*Your objective*: Reproduce the whole listing, character for character.
═════ Material for the task ═════
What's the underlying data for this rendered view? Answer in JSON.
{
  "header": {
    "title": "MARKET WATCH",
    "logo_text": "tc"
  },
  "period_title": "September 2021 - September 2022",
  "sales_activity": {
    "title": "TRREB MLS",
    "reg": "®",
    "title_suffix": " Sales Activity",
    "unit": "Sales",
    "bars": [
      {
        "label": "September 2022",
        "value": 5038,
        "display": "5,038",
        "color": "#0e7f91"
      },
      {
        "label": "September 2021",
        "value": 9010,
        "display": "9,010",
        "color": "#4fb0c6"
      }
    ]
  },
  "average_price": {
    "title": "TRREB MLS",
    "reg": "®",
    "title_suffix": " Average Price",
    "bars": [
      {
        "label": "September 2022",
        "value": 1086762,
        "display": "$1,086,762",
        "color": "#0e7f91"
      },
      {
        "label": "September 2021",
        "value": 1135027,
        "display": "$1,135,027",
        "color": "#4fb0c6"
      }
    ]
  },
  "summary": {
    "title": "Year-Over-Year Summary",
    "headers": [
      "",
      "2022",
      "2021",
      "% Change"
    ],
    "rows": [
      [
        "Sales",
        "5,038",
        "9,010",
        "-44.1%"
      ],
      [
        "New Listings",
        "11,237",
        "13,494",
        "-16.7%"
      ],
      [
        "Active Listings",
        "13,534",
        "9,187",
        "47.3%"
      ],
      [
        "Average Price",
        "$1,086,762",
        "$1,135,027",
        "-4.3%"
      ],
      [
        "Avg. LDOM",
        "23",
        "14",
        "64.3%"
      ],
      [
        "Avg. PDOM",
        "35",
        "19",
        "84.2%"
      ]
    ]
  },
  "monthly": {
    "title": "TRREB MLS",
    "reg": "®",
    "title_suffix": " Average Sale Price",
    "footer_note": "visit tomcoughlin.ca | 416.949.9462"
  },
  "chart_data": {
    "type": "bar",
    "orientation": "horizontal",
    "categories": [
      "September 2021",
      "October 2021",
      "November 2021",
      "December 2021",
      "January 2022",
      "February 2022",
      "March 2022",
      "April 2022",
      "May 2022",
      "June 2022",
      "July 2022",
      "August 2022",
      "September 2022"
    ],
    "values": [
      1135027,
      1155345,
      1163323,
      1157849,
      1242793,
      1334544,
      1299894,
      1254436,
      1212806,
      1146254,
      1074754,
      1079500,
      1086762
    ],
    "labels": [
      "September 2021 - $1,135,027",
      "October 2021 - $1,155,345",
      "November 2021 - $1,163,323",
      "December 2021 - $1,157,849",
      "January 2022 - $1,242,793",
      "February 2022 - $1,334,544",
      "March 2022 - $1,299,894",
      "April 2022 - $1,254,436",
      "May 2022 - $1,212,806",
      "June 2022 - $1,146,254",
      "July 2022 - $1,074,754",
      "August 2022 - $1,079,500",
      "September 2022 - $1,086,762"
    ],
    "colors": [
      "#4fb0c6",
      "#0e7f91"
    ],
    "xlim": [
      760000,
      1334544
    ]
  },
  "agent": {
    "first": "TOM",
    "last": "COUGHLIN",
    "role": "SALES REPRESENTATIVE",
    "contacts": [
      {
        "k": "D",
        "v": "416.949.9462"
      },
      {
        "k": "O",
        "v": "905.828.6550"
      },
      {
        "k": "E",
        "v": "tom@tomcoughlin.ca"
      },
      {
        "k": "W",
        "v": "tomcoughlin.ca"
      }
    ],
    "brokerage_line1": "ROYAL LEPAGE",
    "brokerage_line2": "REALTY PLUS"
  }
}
═════
*Response to the task*:
What's the underlying data for this rendered view? Answer in JSON.
{
  "header": {
    "title": "MARKET WATCH",
    "logo_text": "tc"
  },
  "period_title": "September 2021 - September 2022",
  "sales_activity": {
    "title": "TRREB MLS",
    "reg": "®",
    "title_suffix": " Sales Activity",
    "unit": "Sales",
    "bars": [
      {
        "label": "September 2022",
        "value": 5038,
        "display": "5,038",
        "color": "#0e7f91"
      },
      {
        "label": "September 2021",
        "value": 9010,
        "display": "9,010",
        "color": "#4fb0c6"
      }
    ]
  },
  "average_price": {
    "title": "TRREB MLS",
    "reg": "®",
    "title_suffix": " Average Price",
    "bars": [
      {
        "label": "September 2022",
        "value": 1086762,
        "display": "$1,086,762",
        "color": "#0e7f91"
      },
      {
        "label": "September 2021",
        "value": 1135027,
        "display": "$1,135,027",
        "color": "#4fb0c6"
      }
    ]
  },
  "summary": {
    "title": "Year-Over-Year Summary",
    "headers": [
      "",
      "2022",
      "2021",
      "% Change"
    ],
    "rows": [
      [
        "Sales",
        "5,038",
        "9,010",
        "-44.1%"
      ],
      [
        "New Listings",
        "11,237",
        "13,494",
        "-16.7%"
      ],
      [
        "Active Listings",
        "13,534",
        "9,187",
        "47.3%"
      ],
      [
        "Average Price",
        "$1,086,762",
        "$1,135,027",
        "-4.3%"
      ],
      [
        "Avg. LDOM",
        "23",
        "14",
        "64.3%"
      ],
      [
        "Avg. PDOM",
        "35",
        "19",
        "84.2%"
      ]
    ]
  },
  "monthly": {
    "title": "TRREB MLS",
    "reg": "®",
    "title_suffix": " Average Sale Price",
    "footer_note": "visit tomcoughlin.ca | 416.949.9462"
  },
  "chart_data": {
    "type": "bar",
    "orientation": "horizontal",
    "categories": [
      "September 2021",
      "October 2021",
      "November 2021",
      "December 2021",
      "January 2022",
      "February 2022",
      "March 2022",
      "April 2022",
      "May 2022",
      "June 2022",
      "July 2022",
      "August 2022",
      "September 2022"
    ],
    "values": [
      1135027,
      1155345,
      1163323,
      1157849,
      1242793,
      1334544,
      1299894,
      1254436,
      1212806,
      1146254,
      1074754,
      1079500,
      1086762
    ],
    "labels": [
      "September 2021 - $1,135,027",
      "October 2021 - $1,155,345",
      "November 2021 - $1,163,323",
      "December 2021 - $1,157,849",
      "January 2022 - $1,242,793",
      "February 2022 - $1,334,544",
      "March 2022 - $1,299,894",
      "April 2022 - $1,254,436",
      "May 2022 - $1,212,806",
      "June 2022 - $1,146,254",
      "July 2022 - $1,074,754",
      "August 2022 - $1,079,500",
      "September 2022 - $1,086,762"
    ],
    "colors": [
      "#4fb0c6",
      "#0e7f91"
    ],
    "xlim": [
      760000,
      1334544
    ]
  },
  "agent": {
    "first": "TOM",
    "last": "COUGHLIN",
    "role": "SALES REPRESENTATIVE",
    "contacts": [
      {
        "k": "D",
        "v": "416.949.9462"
      },
      {
        "k": "O",
        "v": "905.828.6550"
      },
      {
        "k": "E",
        "v": "tom@tomcoughlin.ca"
      },
      {
        "k": "W",
        "v": "tomcoughlin.ca"
      }
    ],
    "brokerage_line1": "ROYAL LEPAGE",
    "brokerage_line2": "REALTY PLUS"
  }
}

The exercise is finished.